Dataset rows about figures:

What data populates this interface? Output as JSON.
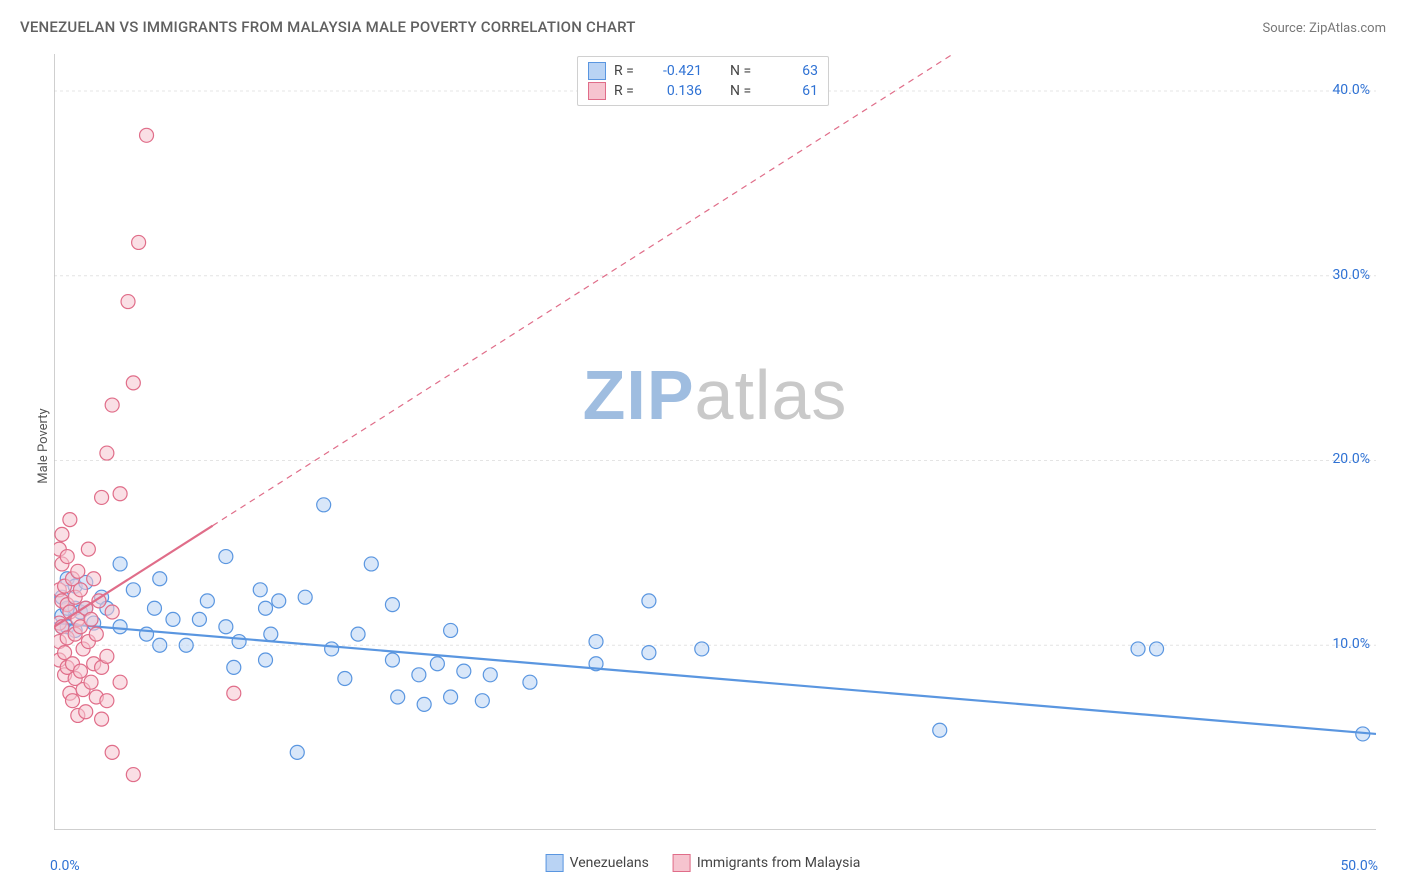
{
  "title": "VENEZUELAN VS IMMIGRANTS FROM MALAYSIA MALE POVERTY CORRELATION CHART",
  "source": "Source: ZipAtlas.com",
  "ylabel": "Male Poverty",
  "watermark": {
    "zip": "ZIP",
    "atlas": "atlas",
    "zip_color": "#9fbde0",
    "atlas_color": "#c9c9c9"
  },
  "chart": {
    "type": "scatter",
    "xlim": [
      0,
      50
    ],
    "ylim": [
      0,
      42
    ],
    "x_tick_labels": {
      "left": "0.0%",
      "right": "50.0%"
    },
    "y_ticks": [
      10,
      20,
      30,
      40
    ],
    "y_tick_labels": [
      "10.0%",
      "20.0%",
      "30.0%",
      "40.0%"
    ],
    "x_minor_ticks": [
      0,
      5,
      10,
      15,
      20,
      25,
      30,
      35,
      40,
      45,
      50
    ],
    "tick_color": "#2f72d4",
    "axis_color": "#bfbfbf",
    "grid_color": "#e4e4e4",
    "marker_radius": 7,
    "marker_stroke_width": 1.2,
    "trend_stroke_width": 2.2,
    "series": [
      {
        "id": "venezuelans",
        "name": "Venezuelans",
        "fill": "#b9d3f4",
        "stroke": "#5a96e0",
        "r": -0.421,
        "n": 63,
        "trend": {
          "x1": 0,
          "y1": 11.2,
          "x2": 50,
          "y2": 5.2,
          "dash": false
        },
        "points": [
          [
            0.3,
            11.0
          ],
          [
            0.3,
            11.6
          ],
          [
            0.3,
            12.6
          ],
          [
            0.5,
            13.6
          ],
          [
            0.5,
            12.0
          ],
          [
            0.5,
            11.0
          ],
          [
            0.8,
            13.2
          ],
          [
            0.8,
            12.0
          ],
          [
            0.8,
            10.8
          ],
          [
            1.0,
            11.8
          ],
          [
            1.2,
            13.4
          ],
          [
            1.2,
            12.0
          ],
          [
            1.5,
            11.2
          ],
          [
            1.8,
            12.6
          ],
          [
            2.0,
            12.0
          ],
          [
            2.5,
            14.4
          ],
          [
            2.5,
            11.0
          ],
          [
            3.0,
            13.0
          ],
          [
            3.5,
            10.6
          ],
          [
            3.8,
            12.0
          ],
          [
            4.0,
            10.0
          ],
          [
            4.0,
            13.6
          ],
          [
            4.5,
            11.4
          ],
          [
            5.0,
            10.0
          ],
          [
            5.5,
            11.4
          ],
          [
            5.8,
            12.4
          ],
          [
            6.5,
            14.8
          ],
          [
            6.5,
            11.0
          ],
          [
            6.8,
            8.8
          ],
          [
            7.0,
            10.2
          ],
          [
            7.8,
            13.0
          ],
          [
            8.0,
            12.0
          ],
          [
            8.2,
            10.6
          ],
          [
            8.0,
            9.2
          ],
          [
            8.5,
            12.4
          ],
          [
            9.2,
            4.2
          ],
          [
            9.5,
            12.6
          ],
          [
            10.2,
            17.6
          ],
          [
            10.5,
            9.8
          ],
          [
            11.0,
            8.2
          ],
          [
            11.5,
            10.6
          ],
          [
            12.0,
            14.4
          ],
          [
            12.8,
            12.2
          ],
          [
            12.8,
            9.2
          ],
          [
            13.0,
            7.2
          ],
          [
            13.8,
            8.4
          ],
          [
            14.0,
            6.8
          ],
          [
            14.5,
            9.0
          ],
          [
            15.0,
            10.8
          ],
          [
            15.0,
            7.2
          ],
          [
            15.5,
            8.6
          ],
          [
            16.2,
            7.0
          ],
          [
            16.5,
            8.4
          ],
          [
            18.0,
            8.0
          ],
          [
            20.5,
            9.0
          ],
          [
            20.5,
            10.2
          ],
          [
            22.5,
            9.6
          ],
          [
            22.5,
            12.4
          ],
          [
            24.5,
            9.8
          ],
          [
            33.5,
            5.4
          ],
          [
            41.0,
            9.8
          ],
          [
            41.7,
            9.8
          ],
          [
            49.5,
            5.2
          ]
        ]
      },
      {
        "id": "malaysia",
        "name": "Immigrants from Malaysia",
        "fill": "#f6c4cf",
        "stroke": "#e06d89",
        "r": 0.136,
        "n": 61,
        "trend": {
          "x1": 0,
          "y1": 11.0,
          "x2": 34,
          "y2": 42,
          "dash_from_x": 6
        },
        "points": [
          [
            0.2,
            11.2
          ],
          [
            0.2,
            10.2
          ],
          [
            0.2,
            9.2
          ],
          [
            0.2,
            13.0
          ],
          [
            0.2,
            15.2
          ],
          [
            0.3,
            14.4
          ],
          [
            0.3,
            16.0
          ],
          [
            0.3,
            12.4
          ],
          [
            0.3,
            11.0
          ],
          [
            0.4,
            9.6
          ],
          [
            0.4,
            8.4
          ],
          [
            0.4,
            13.2
          ],
          [
            0.5,
            14.8
          ],
          [
            0.5,
            12.2
          ],
          [
            0.5,
            10.4
          ],
          [
            0.5,
            8.8
          ],
          [
            0.6,
            7.4
          ],
          [
            0.6,
            11.8
          ],
          [
            0.6,
            16.8
          ],
          [
            0.7,
            13.6
          ],
          [
            0.7,
            9.0
          ],
          [
            0.7,
            7.0
          ],
          [
            0.8,
            12.6
          ],
          [
            0.8,
            10.6
          ],
          [
            0.8,
            8.2
          ],
          [
            0.9,
            11.4
          ],
          [
            0.9,
            14.0
          ],
          [
            0.9,
            6.2
          ],
          [
            1.0,
            13.0
          ],
          [
            1.0,
            11.0
          ],
          [
            1.0,
            8.6
          ],
          [
            1.1,
            9.8
          ],
          [
            1.1,
            7.6
          ],
          [
            1.2,
            12.0
          ],
          [
            1.2,
            6.4
          ],
          [
            1.3,
            10.2
          ],
          [
            1.3,
            15.2
          ],
          [
            1.4,
            8.0
          ],
          [
            1.4,
            11.4
          ],
          [
            1.5,
            9.0
          ],
          [
            1.5,
            13.6
          ],
          [
            1.6,
            7.2
          ],
          [
            1.6,
            10.6
          ],
          [
            1.7,
            12.4
          ],
          [
            1.8,
            8.8
          ],
          [
            1.8,
            18.0
          ],
          [
            1.8,
            6.0
          ],
          [
            2.0,
            20.4
          ],
          [
            2.0,
            9.4
          ],
          [
            2.0,
            7.0
          ],
          [
            2.2,
            11.8
          ],
          [
            2.2,
            23.0
          ],
          [
            2.2,
            4.2
          ],
          [
            2.5,
            18.2
          ],
          [
            2.5,
            8.0
          ],
          [
            2.8,
            28.6
          ],
          [
            3.0,
            24.2
          ],
          [
            3.0,
            3.0
          ],
          [
            3.2,
            31.8
          ],
          [
            3.5,
            37.6
          ],
          [
            6.8,
            7.4
          ]
        ]
      }
    ],
    "stats_label_color": "#2f72d4"
  }
}
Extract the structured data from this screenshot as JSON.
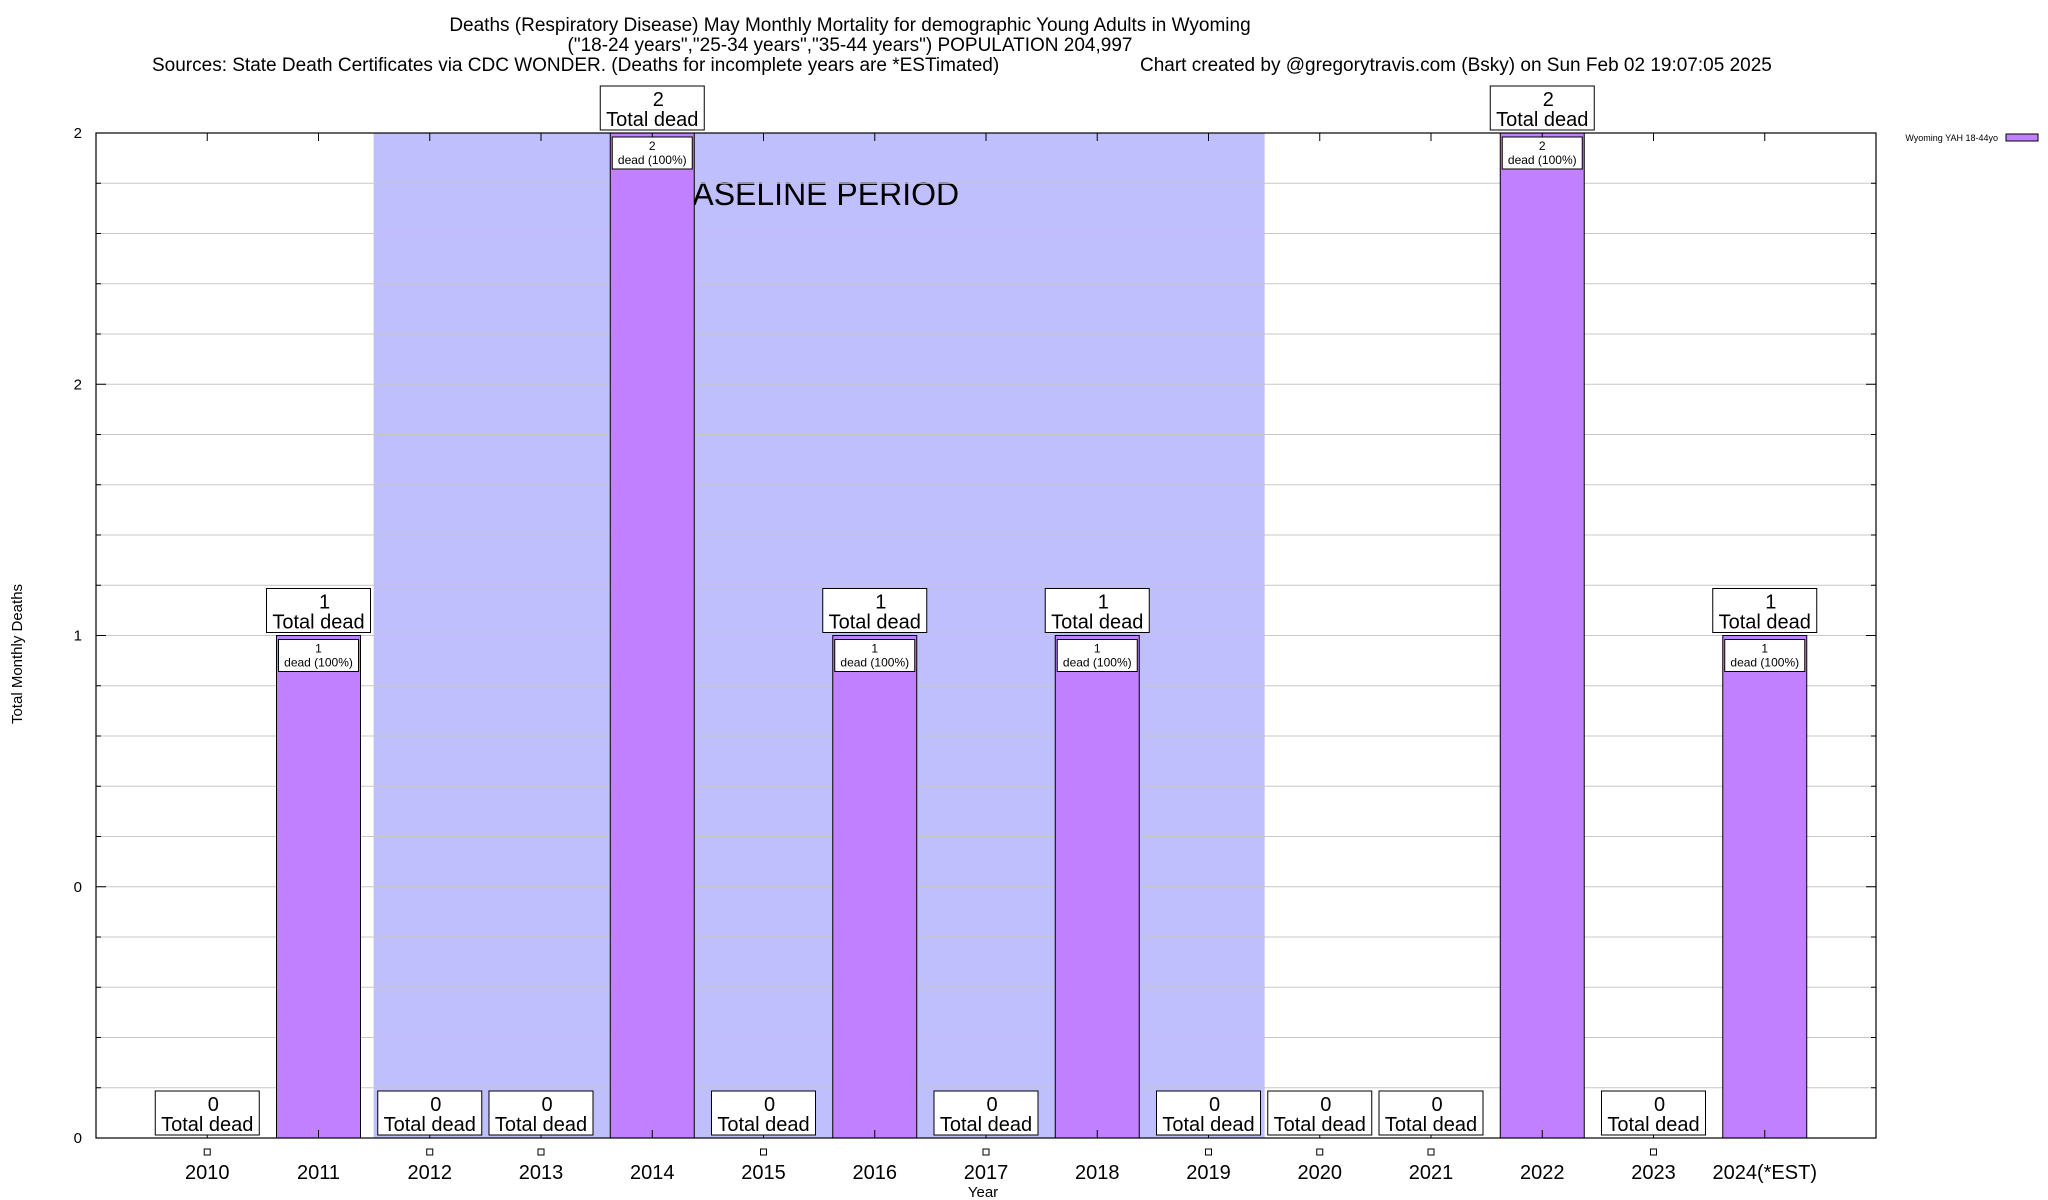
{
  "chart_data": {
    "type": "bar",
    "title_lines": [
      "Deaths (Respiratory Disease) May Monthly Mortality for demographic Young Adults in Wyoming",
      "(\"18-24 years\",\"25-34 years\",\"35-44 years\") POPULATION 204,997",
      "Sources: State Death Certificates via CDC WONDER. (Deaths for incomplete years are *ESTimated)",
      "Chart created by @gregorytravis.com (Bsky) on Sun Feb 02 19:07:05 2025"
    ],
    "xlabel": "Year",
    "ylabel": "Total Monthly Deaths",
    "categories": [
      "2010",
      "2011",
      "2012",
      "2013",
      "2014",
      "2015",
      "2016",
      "2017",
      "2018",
      "2019",
      "2020",
      "2021",
      "2022",
      "2023",
      "2024(*EST)"
    ],
    "series": [
      {
        "name": "Wyoming YAH 18-44yo",
        "values": [
          0,
          1,
          0,
          0,
          2,
          0,
          1,
          0,
          1,
          0,
          0,
          0,
          2,
          0,
          1
        ]
      }
    ],
    "ylim": [
      0,
      2
    ],
    "y_tick_labels": [
      "0",
      "0",
      "1",
      "2",
      "2"
    ],
    "total_label_suffix": "Total dead",
    "bar_label_suffix": "dead (100%)",
    "baseline_label": "BASELINE PERIOD",
    "baseline_range": [
      "2012",
      "2019"
    ],
    "legend_position": "top-right",
    "grid": true,
    "colors": {
      "bar": "#c080ff",
      "baseline": "#bfbffd",
      "grid": "#c8c8c8"
    }
  }
}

*WHAT IS NEEDED*: Filter the entries and copy out every line with the word "Monthly".

*WRITTEN RESPONSE*:
      "Deaths (Respiratory Disease) May Monthly Mortality for demographic Young Adults in Wyoming",
    "ylabel": "Total Monthly Deaths",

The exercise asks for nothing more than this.